* _WHAT THE TASK ASKS_:
Give back the full listing verbatim, apart from its images.

* _RAW RECORDS_:
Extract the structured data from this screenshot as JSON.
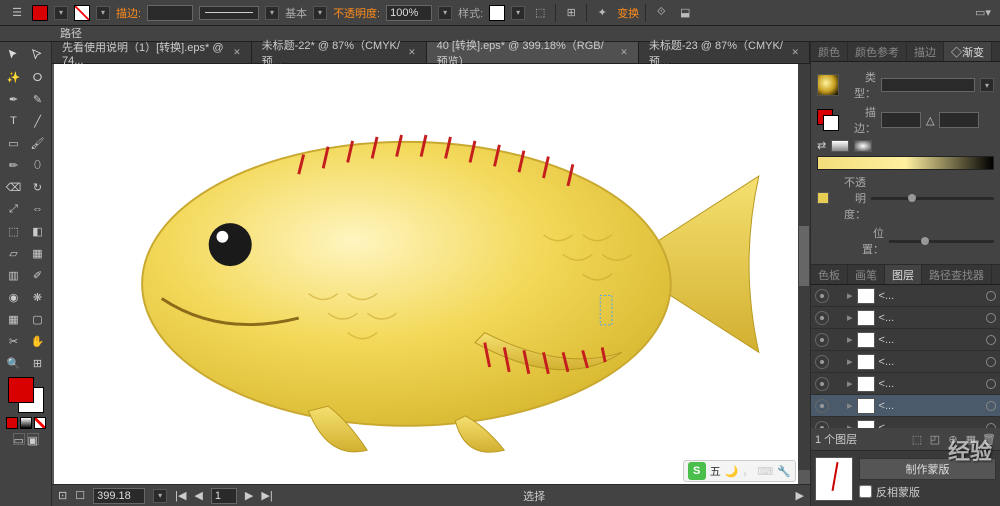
{
  "doc_label": "路径",
  "toolbar": {
    "fill": "#d90000",
    "stroke_label": "描边:",
    "opacity_label": "不透明度:",
    "opacity": "100%",
    "style_label": "样式:",
    "preset_label": "基本",
    "transform_label": "变换"
  },
  "tabs": [
    {
      "label": "先看使用说明（1）[转换].eps* @ 74...",
      "active": false
    },
    {
      "label": "未标题-22* @ 87%（CMYK/预...",
      "active": false
    },
    {
      "label": "40 [转换].eps* @ 399.18%（RGB/预览）",
      "active": true
    },
    {
      "label": "未标题-23 @ 87%（CMYK/预...",
      "active": false
    }
  ],
  "status": {
    "zoom": "399.18",
    "tool": "选择",
    "page": "1"
  },
  "ime": {
    "badge": "S",
    "text": "五"
  },
  "right": {
    "tabs_top": [
      "颜色",
      "颜色参考",
      "描边",
      "◇渐变"
    ],
    "type_label": "类型：",
    "edit_label": "描边：",
    "opacity_label": "不透明度：",
    "pos_label": "位置：",
    "layer_tabs": [
      "色板",
      "画笔",
      "图层",
      "路径查找器"
    ],
    "layers": [
      {
        "name": "<...",
        "sel": false
      },
      {
        "name": "<...",
        "sel": false
      },
      {
        "name": "<...",
        "sel": false
      },
      {
        "name": "<...",
        "sel": false
      },
      {
        "name": "<...",
        "sel": false
      },
      {
        "name": "<...",
        "sel": true
      },
      {
        "name": "<...",
        "sel": false
      }
    ],
    "layer_count": "1 个图层",
    "make_mask": "制作蒙版",
    "invert_mask": "反相蒙版"
  },
  "watermark": "经验"
}
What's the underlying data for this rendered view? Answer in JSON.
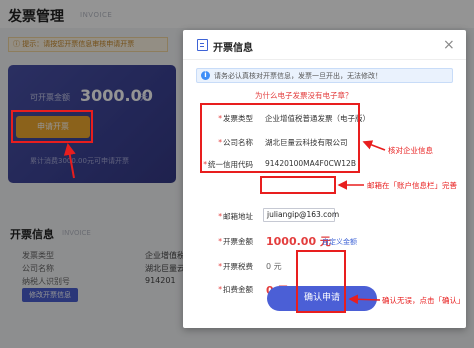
{
  "background": {
    "title": "发票管理",
    "title_en": "INVOICE",
    "notice": "ⓘ 提示：请按您开票信息审核申请开票",
    "card": {
      "amount_label": "可开票金额",
      "amount": "3000.00",
      "amount_unit": "元",
      "apply_button": "申请开票",
      "note": "累计消费3000.00元可申请开票"
    },
    "section": {
      "title": "开票信息",
      "title_en": "INVOICE",
      "rows": [
        {
          "label": "发票类型",
          "value": "企业增值税普"
        },
        {
          "label": "公司名称",
          "value": "湖北巨量云"
        },
        {
          "label": "纳税人识别号",
          "value": "914201"
        }
      ],
      "edit_button": "修改开票信息"
    }
  },
  "modal": {
    "title": "开票信息",
    "close_icon": "×",
    "info_icon": "i",
    "info_text": "请务必认真核对开票信息，发票一旦开出，无法修改！",
    "no_einvoice_link": "为什么电子发票没有电子章？",
    "fields": {
      "invoice_type": {
        "label": "发票类型",
        "value": "企业增值税普通发票（电子版）"
      },
      "company_name": {
        "label": "公司名称",
        "value": "湖北巨量云科技有限公司"
      },
      "credit_code": {
        "label": "统一信用代码",
        "value": "91420100MA4F0CW12B"
      },
      "email": {
        "label": "邮箱地址",
        "value": "juliangip@163.com"
      },
      "amount": {
        "label": "开票金额",
        "value": "1000.00 元"
      },
      "tax": {
        "label": "开票税费",
        "value": "0 元"
      },
      "deduct": {
        "label": "扣费金额",
        "value": "0 元"
      }
    },
    "required_mark": "*",
    "custom_amount_link": "自定义金额",
    "confirm_button": "确认申请"
  },
  "annotations": {
    "verify_company": "核对企业信息",
    "email_note": "邮箱在「账户信息栏」完善",
    "confirm_note": "确认无误，点击「确认」"
  },
  "colors": {
    "primary": "#4b5fd6",
    "danger": "#e33d3d",
    "annotation": "#e81e1e",
    "card_bg": "#3c4396",
    "apply_btn": "#f0a92f"
  }
}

* _TASK RESPONSE_:
Extract the structured data from this screenshot as JSON.
{
  "doc_label": "路径",
  "toolbar": {
    "fill": "#d90000",
    "stroke_label": "描边:",
    "opacity_label": "不透明度:",
    "opacity": "100%",
    "style_label": "样式:",
    "preset_label": "基本",
    "transform_label": "变换"
  },
  "tabs": [
    {
      "label": "先看使用说明（1）[转换].eps* @ 74...",
      "active": false
    },
    {
      "label": "未标题-22* @ 87%（CMYK/预...",
      "active": false
    },
    {
      "label": "40 [转换].eps* @ 399.18%（RGB/预览）",
      "active": true
    },
    {
      "label": "未标题-23 @ 87%（CMYK/预...",
      "active": false
    }
  ],
  "status": {
    "zoom": "399.18",
    "tool": "选择",
    "page": "1"
  },
  "ime": {
    "badge": "S",
    "text": "五"
  },
  "right": {
    "tabs_top": [
      "颜色",
      "颜色参考",
      "描边",
      "◇渐变"
    ],
    "type_label": "类型：",
    "edit_label": "描边：",
    "opacity_label": "不透明度：",
    "pos_label": "位置：",
    "layer_tabs": [
      "色板",
      "画笔",
      "图层",
      "路径查找器"
    ],
    "layers": [
      {
        "name": "<...",
        "sel": false
      },
      {
        "name": "<...",
        "sel": false
      },
      {
        "name": "<...",
        "sel": false
      },
      {
        "name": "<...",
        "sel": false
      },
      {
        "name": "<...",
        "sel": false
      },
      {
        "name": "<...",
        "sel": true
      },
      {
        "name": "<...",
        "sel": false
      }
    ],
    "layer_count": "1 个图层",
    "make_mask": "制作蒙版",
    "invert_mask": "反相蒙版"
  },
  "watermark": "经验"
}
What's the underlying data for this rendered view? Answer in JSON.
{
  "background": {
    "title": "发票管理",
    "title_en": "INVOICE",
    "notice": "ⓘ 提示：请按您开票信息审核申请开票",
    "card": {
      "amount_label": "可开票金额",
      "amount": "3000.00",
      "amount_unit": "元",
      "apply_button": "申请开票",
      "note": "累计消费3000.00元可申请开票"
    },
    "section": {
      "title": "开票信息",
      "title_en": "INVOICE",
      "rows": [
        {
          "label": "发票类型",
          "value": "企业增值税普"
        },
        {
          "label": "公司名称",
          "value": "湖北巨量云"
        },
        {
          "label": "纳税人识别号",
          "value": "914201"
        }
      ],
      "edit_button": "修改开票信息"
    }
  },
  "modal": {
    "title": "开票信息",
    "close_icon": "×",
    "info_icon": "i",
    "info_text": "请务必认真核对开票信息，发票一旦开出，无法修改！",
    "no_einvoice_link": "为什么电子发票没有电子章？",
    "fields": {
      "invoice_type": {
        "label": "发票类型",
        "value": "企业增值税普通发票（电子版）"
      },
      "company_name": {
        "label": "公司名称",
        "value": "湖北巨量云科技有限公司"
      },
      "credit_code": {
        "label": "统一信用代码",
        "value": "91420100MA4F0CW12B"
      },
      "email": {
        "label": "邮箱地址",
        "value": "juliangip@163.com"
      },
      "amount": {
        "label": "开票金额",
        "value": "1000.00 元"
      },
      "tax": {
        "label": "开票税费",
        "value": "0 元"
      },
      "deduct": {
        "label": "扣费金额",
        "value": "0 元"
      }
    },
    "required_mark": "*",
    "custom_amount_link": "自定义金额",
    "confirm_button": "确认申请"
  },
  "annotations": {
    "verify_company": "核对企业信息",
    "email_note": "邮箱在「账户信息栏」完善",
    "confirm_note": "确认无误，点击「确认」"
  },
  "colors": {
    "primary": "#4b5fd6",
    "danger": "#e33d3d",
    "annotation": "#e81e1e",
    "card_bg": "#3c4396",
    "apply_btn": "#f0a92f"
  }
}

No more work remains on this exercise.